OBJECTIVE — How many lines of the material below contain the string "this"? Answer with the number and nothing else.

PROVIDED DATA —
::::::

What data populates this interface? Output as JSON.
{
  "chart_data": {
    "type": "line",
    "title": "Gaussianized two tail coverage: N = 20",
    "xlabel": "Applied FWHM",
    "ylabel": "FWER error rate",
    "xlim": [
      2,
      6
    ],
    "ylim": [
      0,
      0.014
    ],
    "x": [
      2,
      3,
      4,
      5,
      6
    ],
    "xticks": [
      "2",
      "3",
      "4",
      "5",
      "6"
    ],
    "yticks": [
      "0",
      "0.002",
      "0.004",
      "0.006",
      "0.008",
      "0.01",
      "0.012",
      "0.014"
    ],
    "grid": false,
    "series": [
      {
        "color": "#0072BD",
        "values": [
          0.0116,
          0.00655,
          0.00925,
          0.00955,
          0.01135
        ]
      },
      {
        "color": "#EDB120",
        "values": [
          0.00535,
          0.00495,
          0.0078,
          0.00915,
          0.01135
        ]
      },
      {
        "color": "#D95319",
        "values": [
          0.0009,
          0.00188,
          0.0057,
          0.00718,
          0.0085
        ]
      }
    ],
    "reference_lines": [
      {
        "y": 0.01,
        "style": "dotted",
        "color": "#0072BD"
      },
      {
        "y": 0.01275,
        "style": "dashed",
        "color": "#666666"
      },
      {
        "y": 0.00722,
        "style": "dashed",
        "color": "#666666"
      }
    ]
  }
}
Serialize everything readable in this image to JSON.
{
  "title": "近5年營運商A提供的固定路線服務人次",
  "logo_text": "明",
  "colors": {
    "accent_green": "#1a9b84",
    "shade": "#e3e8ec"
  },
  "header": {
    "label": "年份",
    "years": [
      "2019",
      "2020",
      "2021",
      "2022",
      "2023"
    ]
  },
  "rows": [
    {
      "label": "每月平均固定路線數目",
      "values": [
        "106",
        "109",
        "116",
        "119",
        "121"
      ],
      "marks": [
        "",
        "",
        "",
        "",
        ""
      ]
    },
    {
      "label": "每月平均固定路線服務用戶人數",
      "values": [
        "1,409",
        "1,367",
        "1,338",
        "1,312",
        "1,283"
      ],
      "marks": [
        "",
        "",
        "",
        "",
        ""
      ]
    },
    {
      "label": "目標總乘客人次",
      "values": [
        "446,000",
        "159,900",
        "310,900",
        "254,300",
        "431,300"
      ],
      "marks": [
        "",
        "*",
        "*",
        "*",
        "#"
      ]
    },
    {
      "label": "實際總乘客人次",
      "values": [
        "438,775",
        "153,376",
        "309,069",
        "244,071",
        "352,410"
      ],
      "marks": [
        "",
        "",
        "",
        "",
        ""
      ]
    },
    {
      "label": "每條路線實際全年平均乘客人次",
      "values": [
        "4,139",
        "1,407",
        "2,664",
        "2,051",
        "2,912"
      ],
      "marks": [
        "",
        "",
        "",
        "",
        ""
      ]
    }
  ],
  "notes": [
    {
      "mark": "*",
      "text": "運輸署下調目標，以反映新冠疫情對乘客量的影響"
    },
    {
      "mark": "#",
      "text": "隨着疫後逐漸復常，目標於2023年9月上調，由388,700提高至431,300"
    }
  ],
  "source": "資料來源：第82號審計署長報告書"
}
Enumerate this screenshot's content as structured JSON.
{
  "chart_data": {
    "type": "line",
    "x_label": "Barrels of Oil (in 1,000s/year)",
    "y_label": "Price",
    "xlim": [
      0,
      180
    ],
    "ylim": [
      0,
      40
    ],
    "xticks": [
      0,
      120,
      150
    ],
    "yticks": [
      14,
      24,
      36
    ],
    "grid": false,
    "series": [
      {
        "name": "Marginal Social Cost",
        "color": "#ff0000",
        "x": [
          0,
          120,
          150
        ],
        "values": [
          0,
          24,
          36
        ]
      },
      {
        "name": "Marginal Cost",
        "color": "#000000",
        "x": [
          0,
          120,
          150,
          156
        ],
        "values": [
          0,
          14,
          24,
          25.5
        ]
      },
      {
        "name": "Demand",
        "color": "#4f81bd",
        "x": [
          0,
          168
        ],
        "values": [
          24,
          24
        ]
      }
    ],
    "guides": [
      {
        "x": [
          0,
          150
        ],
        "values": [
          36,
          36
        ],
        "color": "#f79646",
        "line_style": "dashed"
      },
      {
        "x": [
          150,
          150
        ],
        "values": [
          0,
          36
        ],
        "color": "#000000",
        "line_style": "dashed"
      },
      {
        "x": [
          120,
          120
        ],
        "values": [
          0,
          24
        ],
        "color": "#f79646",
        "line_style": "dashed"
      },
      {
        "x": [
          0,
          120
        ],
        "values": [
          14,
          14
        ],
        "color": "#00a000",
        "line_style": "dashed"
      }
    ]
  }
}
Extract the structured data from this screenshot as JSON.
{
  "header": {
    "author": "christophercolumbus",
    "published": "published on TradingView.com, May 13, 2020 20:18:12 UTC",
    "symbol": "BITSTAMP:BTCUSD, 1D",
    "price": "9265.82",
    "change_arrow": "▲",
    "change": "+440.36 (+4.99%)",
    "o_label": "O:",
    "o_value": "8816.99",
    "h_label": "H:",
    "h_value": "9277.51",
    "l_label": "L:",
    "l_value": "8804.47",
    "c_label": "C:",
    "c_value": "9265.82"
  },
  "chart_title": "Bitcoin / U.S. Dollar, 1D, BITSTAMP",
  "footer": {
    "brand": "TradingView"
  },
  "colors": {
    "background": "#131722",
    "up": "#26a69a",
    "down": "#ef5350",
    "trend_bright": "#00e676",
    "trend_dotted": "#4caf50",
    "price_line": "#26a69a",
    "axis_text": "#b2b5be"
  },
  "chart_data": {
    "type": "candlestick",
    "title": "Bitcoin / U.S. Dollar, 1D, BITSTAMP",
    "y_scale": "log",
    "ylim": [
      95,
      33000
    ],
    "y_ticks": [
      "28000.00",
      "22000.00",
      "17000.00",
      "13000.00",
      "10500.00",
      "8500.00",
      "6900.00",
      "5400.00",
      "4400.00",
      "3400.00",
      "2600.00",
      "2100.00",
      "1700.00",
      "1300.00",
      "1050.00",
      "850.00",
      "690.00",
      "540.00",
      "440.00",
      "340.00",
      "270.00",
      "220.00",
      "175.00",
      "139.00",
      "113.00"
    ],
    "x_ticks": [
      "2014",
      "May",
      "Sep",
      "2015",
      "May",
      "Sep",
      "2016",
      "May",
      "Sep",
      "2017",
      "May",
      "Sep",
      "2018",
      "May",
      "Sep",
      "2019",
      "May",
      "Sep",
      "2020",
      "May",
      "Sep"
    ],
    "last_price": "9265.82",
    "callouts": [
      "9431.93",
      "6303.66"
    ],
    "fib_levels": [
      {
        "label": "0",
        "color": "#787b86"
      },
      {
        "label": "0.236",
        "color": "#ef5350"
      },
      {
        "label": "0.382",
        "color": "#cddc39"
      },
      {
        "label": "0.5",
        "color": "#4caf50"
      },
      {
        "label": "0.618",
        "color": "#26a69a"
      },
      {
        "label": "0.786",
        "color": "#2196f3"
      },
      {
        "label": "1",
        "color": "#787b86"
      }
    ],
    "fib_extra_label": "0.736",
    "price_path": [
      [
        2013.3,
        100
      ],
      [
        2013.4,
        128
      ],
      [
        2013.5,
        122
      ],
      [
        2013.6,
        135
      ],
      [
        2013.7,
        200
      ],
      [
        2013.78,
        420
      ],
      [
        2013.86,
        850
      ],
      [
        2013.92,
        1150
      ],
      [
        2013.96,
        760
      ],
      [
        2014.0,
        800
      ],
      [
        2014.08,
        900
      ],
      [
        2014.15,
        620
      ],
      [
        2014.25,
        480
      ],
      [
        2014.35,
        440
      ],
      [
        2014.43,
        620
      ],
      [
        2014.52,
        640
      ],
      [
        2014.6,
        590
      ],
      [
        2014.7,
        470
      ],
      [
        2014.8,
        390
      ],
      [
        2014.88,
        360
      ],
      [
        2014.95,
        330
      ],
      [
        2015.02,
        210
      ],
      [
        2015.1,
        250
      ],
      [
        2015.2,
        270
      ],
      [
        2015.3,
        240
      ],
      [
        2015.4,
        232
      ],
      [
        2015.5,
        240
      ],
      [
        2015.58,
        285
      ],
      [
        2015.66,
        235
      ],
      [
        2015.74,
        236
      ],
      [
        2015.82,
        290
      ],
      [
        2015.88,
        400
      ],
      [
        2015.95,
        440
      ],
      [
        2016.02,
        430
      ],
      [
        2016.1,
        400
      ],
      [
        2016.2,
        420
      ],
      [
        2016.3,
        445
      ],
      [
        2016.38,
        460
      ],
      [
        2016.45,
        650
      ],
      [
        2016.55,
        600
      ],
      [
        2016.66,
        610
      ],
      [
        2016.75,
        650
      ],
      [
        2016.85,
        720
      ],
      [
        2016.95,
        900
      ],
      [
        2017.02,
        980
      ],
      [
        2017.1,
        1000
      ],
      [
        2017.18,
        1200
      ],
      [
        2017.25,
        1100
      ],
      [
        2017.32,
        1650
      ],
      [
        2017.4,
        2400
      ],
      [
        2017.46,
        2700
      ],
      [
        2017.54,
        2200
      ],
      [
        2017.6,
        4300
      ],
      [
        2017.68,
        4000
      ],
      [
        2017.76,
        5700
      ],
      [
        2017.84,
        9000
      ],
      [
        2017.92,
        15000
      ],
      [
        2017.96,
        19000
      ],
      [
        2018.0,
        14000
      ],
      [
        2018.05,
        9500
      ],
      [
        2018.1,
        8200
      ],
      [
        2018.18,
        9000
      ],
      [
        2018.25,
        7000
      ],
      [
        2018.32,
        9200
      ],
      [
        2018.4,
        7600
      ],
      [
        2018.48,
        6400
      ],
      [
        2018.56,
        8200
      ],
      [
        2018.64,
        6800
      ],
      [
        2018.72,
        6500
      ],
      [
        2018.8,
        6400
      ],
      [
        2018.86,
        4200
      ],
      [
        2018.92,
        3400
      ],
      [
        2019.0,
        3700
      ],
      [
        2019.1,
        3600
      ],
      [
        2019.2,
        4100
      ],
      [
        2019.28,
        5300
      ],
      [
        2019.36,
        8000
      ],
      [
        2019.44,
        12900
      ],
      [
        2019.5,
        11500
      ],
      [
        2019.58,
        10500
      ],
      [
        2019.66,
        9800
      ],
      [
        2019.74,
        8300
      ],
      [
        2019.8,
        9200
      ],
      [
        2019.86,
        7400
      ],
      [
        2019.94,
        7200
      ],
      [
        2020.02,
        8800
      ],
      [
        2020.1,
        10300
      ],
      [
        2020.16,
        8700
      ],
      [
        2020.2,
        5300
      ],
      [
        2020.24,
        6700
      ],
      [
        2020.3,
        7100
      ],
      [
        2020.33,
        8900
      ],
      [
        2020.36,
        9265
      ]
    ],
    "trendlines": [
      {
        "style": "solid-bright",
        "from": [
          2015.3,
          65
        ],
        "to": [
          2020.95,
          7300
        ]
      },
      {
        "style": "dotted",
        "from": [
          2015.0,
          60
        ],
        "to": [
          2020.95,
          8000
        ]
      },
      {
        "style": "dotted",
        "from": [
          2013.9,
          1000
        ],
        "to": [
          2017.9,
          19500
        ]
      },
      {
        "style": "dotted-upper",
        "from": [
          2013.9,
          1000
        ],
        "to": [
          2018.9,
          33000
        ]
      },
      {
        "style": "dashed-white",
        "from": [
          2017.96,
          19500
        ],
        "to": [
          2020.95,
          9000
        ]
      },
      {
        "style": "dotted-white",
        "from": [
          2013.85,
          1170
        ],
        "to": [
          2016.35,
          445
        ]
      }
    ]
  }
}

::::::

TASK ANSWER — 4